-- Task to carry out --
Your task is to repeat the lines below exactly, excluding any pictures they contain.

════════

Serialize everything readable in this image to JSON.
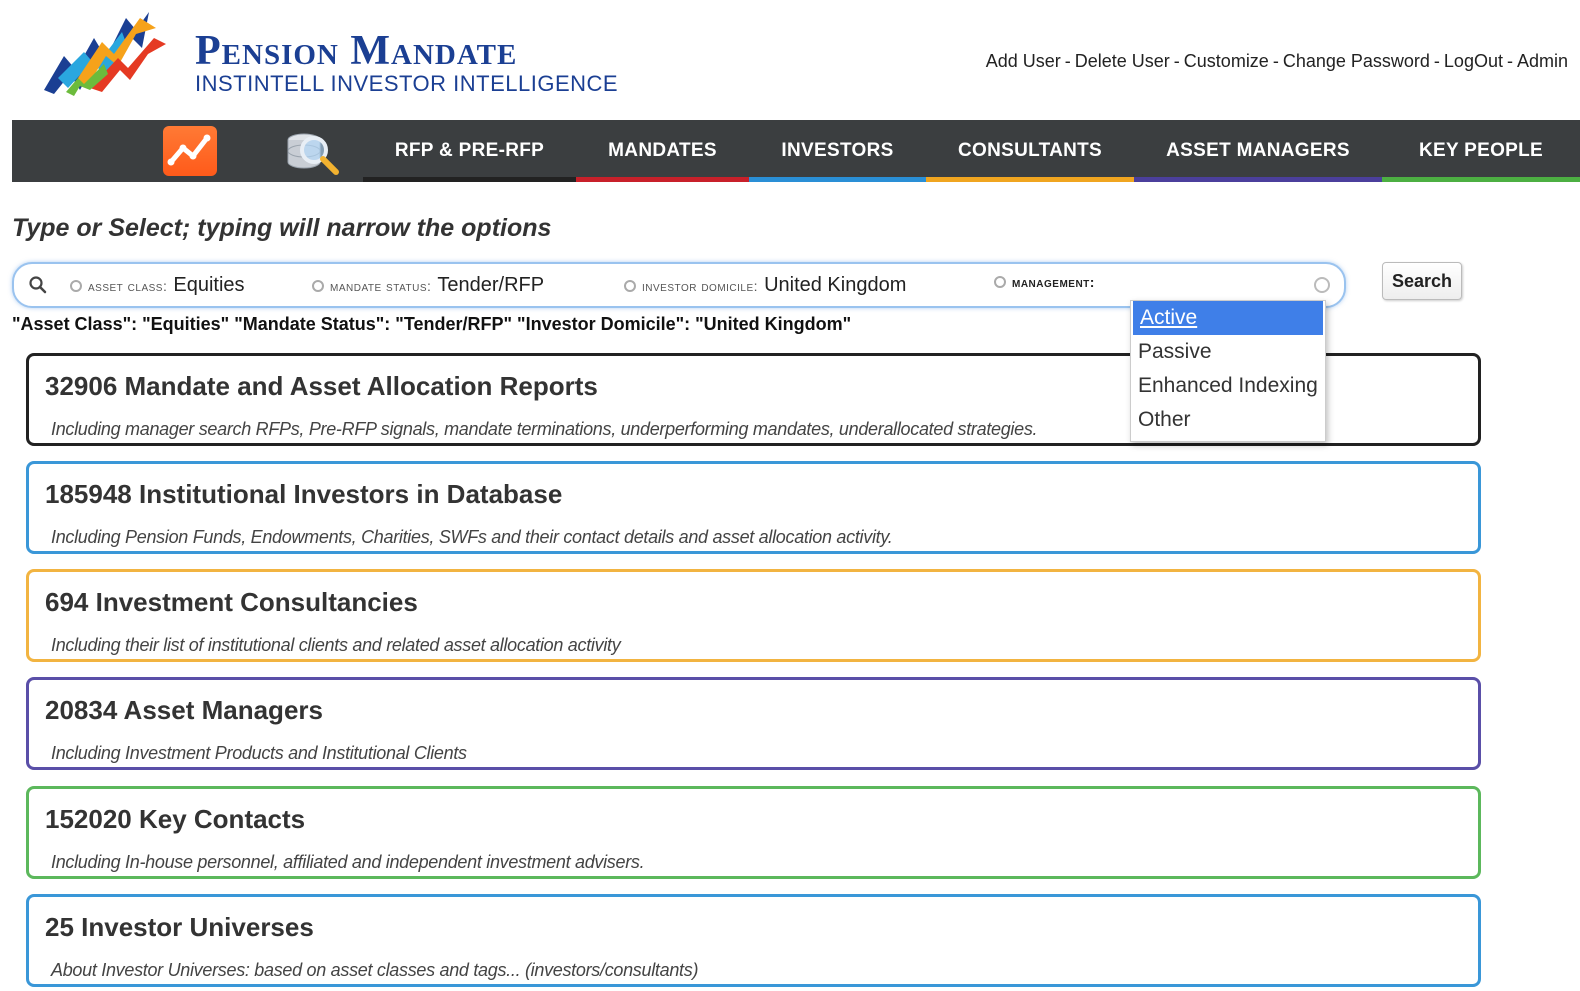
{
  "header": {
    "brand_title": "Pension Mandate",
    "brand_subtitle": "INSTINTELL INVESTOR INTELLIGENCE",
    "user_links": [
      "Add User",
      "Delete User",
      "Customize",
      "Change Password",
      "LogOut",
      "Admin"
    ]
  },
  "nav": {
    "icons": [
      "chart-icon",
      "database-search-icon"
    ],
    "items": [
      {
        "label": "RFP & PRE-RFP",
        "color": "#222222"
      },
      {
        "label": "MANDATES",
        "color": "#c8202a"
      },
      {
        "label": "INVESTORS",
        "color": "#2a8fd6"
      },
      {
        "label": "CONSULTANTS",
        "color": "#f0a520"
      },
      {
        "label": "ASSET MANAGERS",
        "color": "#4b3f9c"
      },
      {
        "label": "KEY PEOPLE",
        "color": "#4caf42"
      }
    ]
  },
  "search": {
    "instructions": "Type or Select; typing will narrow the options",
    "chips": [
      {
        "label": "Asset Class:",
        "value": "Equities"
      },
      {
        "label": "Mandate Status:",
        "value": "Tender/RFP"
      },
      {
        "label": "Investor Domicile:",
        "value": "United Kingdom"
      },
      {
        "label": "Management:",
        "value": ""
      }
    ],
    "button_label": "Search",
    "query_text": "\"Asset Class\": \"Equities\" \"Mandate Status\": \"Tender/RFP\" \"Investor Domicile\": \"United Kingdom\""
  },
  "dropdown": {
    "options": [
      "Active",
      "Passive",
      "Enhanced Indexing",
      "Other"
    ],
    "highlighted": "Active"
  },
  "cards": [
    {
      "title": "32906 Mandate and Asset Allocation Reports",
      "desc": "Including manager search RFPs, Pre-RFP signals, mandate terminations, underperforming mandates, underallocated strategies.",
      "color": "#222222"
    },
    {
      "title": "185948 Institutional Investors in Database",
      "desc": "Including Pension Funds, Endowments, Charities, SWFs and their contact details and asset allocation activity.",
      "color": "#3a97d8"
    },
    {
      "title": "694 Investment Consultancies",
      "desc": "Including their list of institutional clients and related asset allocation activity",
      "color": "#f2b441"
    },
    {
      "title": "20834 Asset Managers",
      "desc": "Including Investment Products and Institutional Clients",
      "color": "#5a4fa8"
    },
    {
      "title": "152020 Key Contacts",
      "desc": "Including In-house personnel, affiliated and independent investment advisers.",
      "color": "#5cb85c"
    },
    {
      "title": "25 Investor Universes",
      "desc": "About Investor Universes: based on asset classes and tags... (investors/consultants)",
      "color": "#3a97d8"
    }
  ]
}
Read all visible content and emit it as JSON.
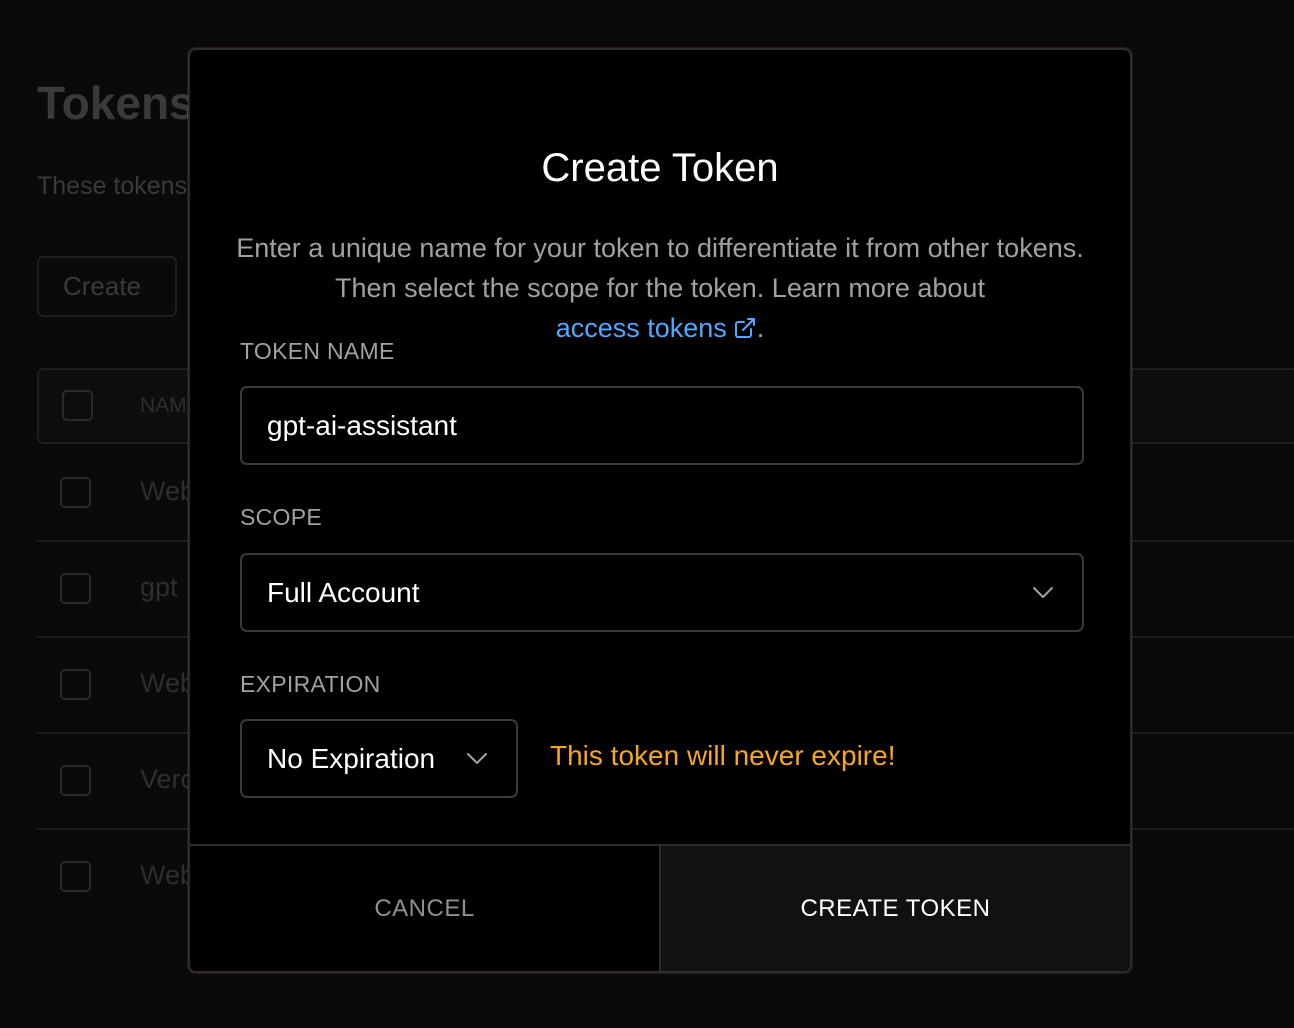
{
  "background": {
    "title": "Tokens",
    "description": "These tokens",
    "create_button": "Create",
    "table": {
      "name_header": "NAME",
      "rows": [
        "Web",
        "gpt",
        "Web",
        "Verc",
        "Web"
      ]
    }
  },
  "modal": {
    "title": "Create Token",
    "description": "Enter a unique name for your token to differentiate it from other tokens. Then select the scope for the token. Learn more about",
    "link_text": "access tokens",
    "link_suffix": ".",
    "token_name": {
      "label": "TOKEN NAME",
      "value": "gpt-ai-assistant"
    },
    "scope": {
      "label": "SCOPE",
      "selected": "Full Account"
    },
    "expiration": {
      "label": "EXPIRATION",
      "selected": "No Expiration",
      "warning": "This token will never expire!"
    },
    "footer": {
      "cancel_label": "CANCEL",
      "create_label": "CREATE TOKEN"
    }
  },
  "colors": {
    "link": "#52a8ff",
    "warning": "#f5a623",
    "modal_bg": "#000000",
    "page_bg": "#0a0a0a"
  }
}
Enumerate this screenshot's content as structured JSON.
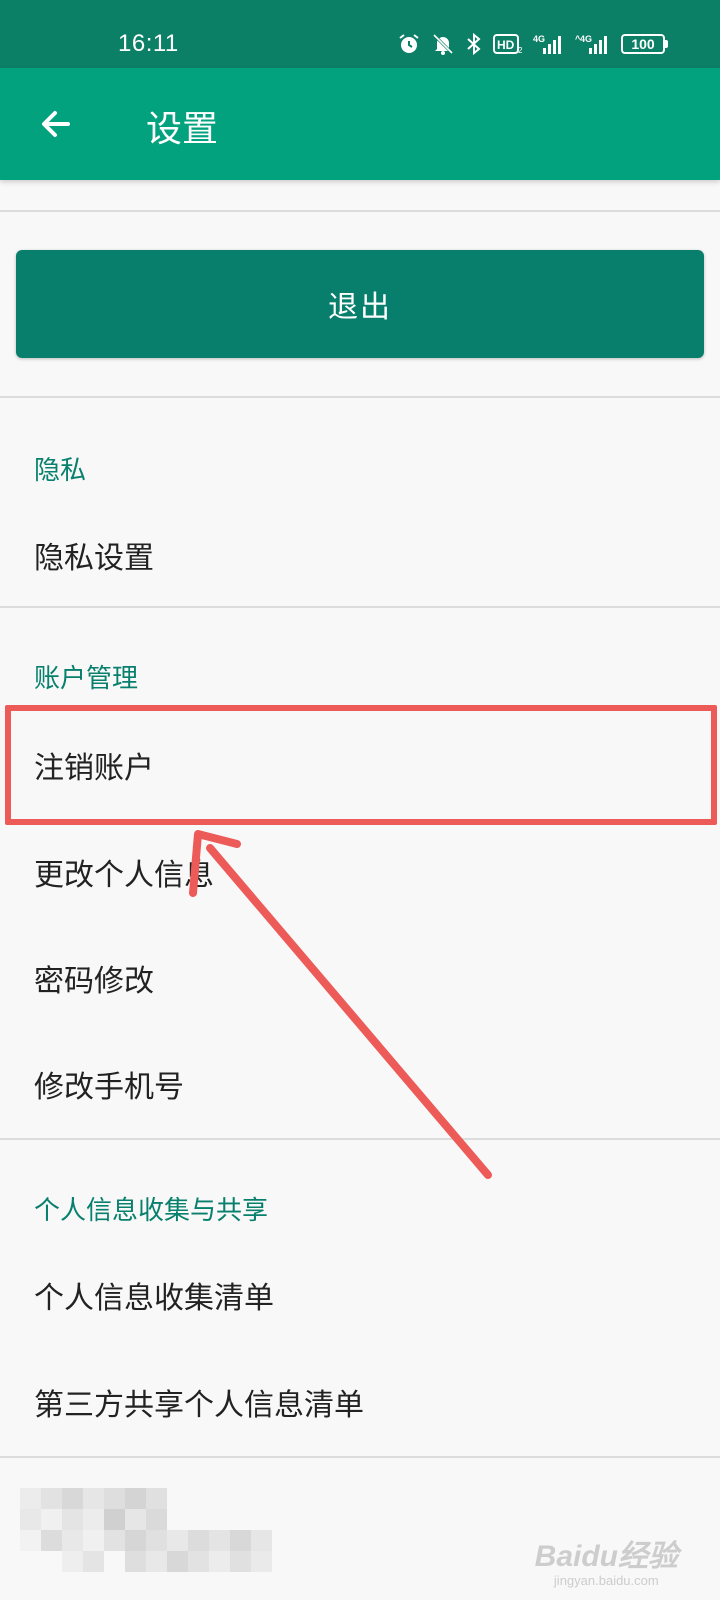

════════

-- Exercise output --
Serialize everything readable in this image to JSON.
{
  "header": {
    "brand_title": "Pension Mandate",
    "brand_subtitle": "INSTINTELL INVESTOR INTELLIGENCE",
    "user_links": [
      "Add User",
      "Delete User",
      "Customize",
      "Change Password",
      "LogOut",
      "Admin"
    ]
  },
  "nav": {
    "icons": [
      "chart-icon",
      "database-search-icon"
    ],
    "items": [
      {
        "label": "RFP & PRE-RFP",
        "color": "#222222"
      },
      {
        "label": "MANDATES",
        "color": "#c8202a"
      },
      {
        "label": "INVESTORS",
        "color": "#2a8fd6"
      },
      {
        "label": "CONSULTANTS",
        "color": "#f0a520"
      },
      {
        "label": "ASSET MANAGERS",
        "color": "#4b3f9c"
      },
      {
        "label": "KEY PEOPLE",
        "color": "#4caf42"
      }
    ]
  },
  "search": {
    "instructions": "Type or Select; typing will narrow the options",
    "chips": [
      {
        "label": "Asset Class:",
        "value": "Equities"
      },
      {
        "label": "Mandate Status:",
        "value": "Tender/RFP"
      },
      {
        "label": "Investor Domicile:",
        "value": "United Kingdom"
      },
      {
        "label": "Management:",
        "value": ""
      }
    ],
    "button_label": "Search",
    "query_text": "\"Asset Class\": \"Equities\" \"Mandate Status\": \"Tender/RFP\" \"Investor Domicile\": \"United Kingdom\""
  },
  "dropdown": {
    "options": [
      "Active",
      "Passive",
      "Enhanced Indexing",
      "Other"
    ],
    "highlighted": "Active"
  },
  "cards": [
    {
      "title": "32906 Mandate and Asset Allocation Reports",
      "desc": "Including manager search RFPs, Pre-RFP signals, mandate terminations, underperforming mandates, underallocated strategies.",
      "color": "#222222"
    },
    {
      "title": "185948 Institutional Investors in Database",
      "desc": "Including Pension Funds, Endowments, Charities, SWFs and their contact details and asset allocation activity.",
      "color": "#3a97d8"
    },
    {
      "title": "694 Investment Consultancies",
      "desc": "Including their list of institutional clients and related asset allocation activity",
      "color": "#f2b441"
    },
    {
      "title": "20834 Asset Managers",
      "desc": "Including Investment Products and Institutional Clients",
      "color": "#5a4fa8"
    },
    {
      "title": "152020 Key Contacts",
      "desc": "Including In-house personnel, affiliated and independent investment advisers.",
      "color": "#5cb85c"
    },
    {
      "title": "25 Investor Universes",
      "desc": "About Investor Universes: based on asset classes and tags... (investors/consultants)",
      "color": "#3a97d8"
    }
  ]
}
Read all visible content and emit it as JSON.
{
  "background": {
    "title": "Tokens",
    "description": "These tokens",
    "create_button": "Create",
    "table": {
      "name_header": "NAME",
      "rows": [
        "Web",
        "gpt",
        "Web",
        "Verc",
        "Web"
      ]
    }
  },
  "modal": {
    "title": "Create Token",
    "description": "Enter a unique name for your token to differentiate it from other tokens. Then select the scope for the token. Learn more about",
    "link_text": "access tokens",
    "link_suffix": ".",
    "token_name": {
      "label": "TOKEN NAME",
      "value": "gpt-ai-assistant"
    },
    "scope": {
      "label": "SCOPE",
      "selected": "Full Account"
    },
    "expiration": {
      "label": "EXPIRATION",
      "selected": "No Expiration",
      "warning": "This token will never expire!"
    },
    "footer": {
      "cancel_label": "CANCEL",
      "create_label": "CREATE TOKEN"
    }
  },
  "colors": {
    "link": "#52a8ff",
    "warning": "#f5a623",
    "modal_bg": "#000000",
    "page_bg": "#0a0a0a"
  }
}
Enumerate this screenshot's content as structured JSON.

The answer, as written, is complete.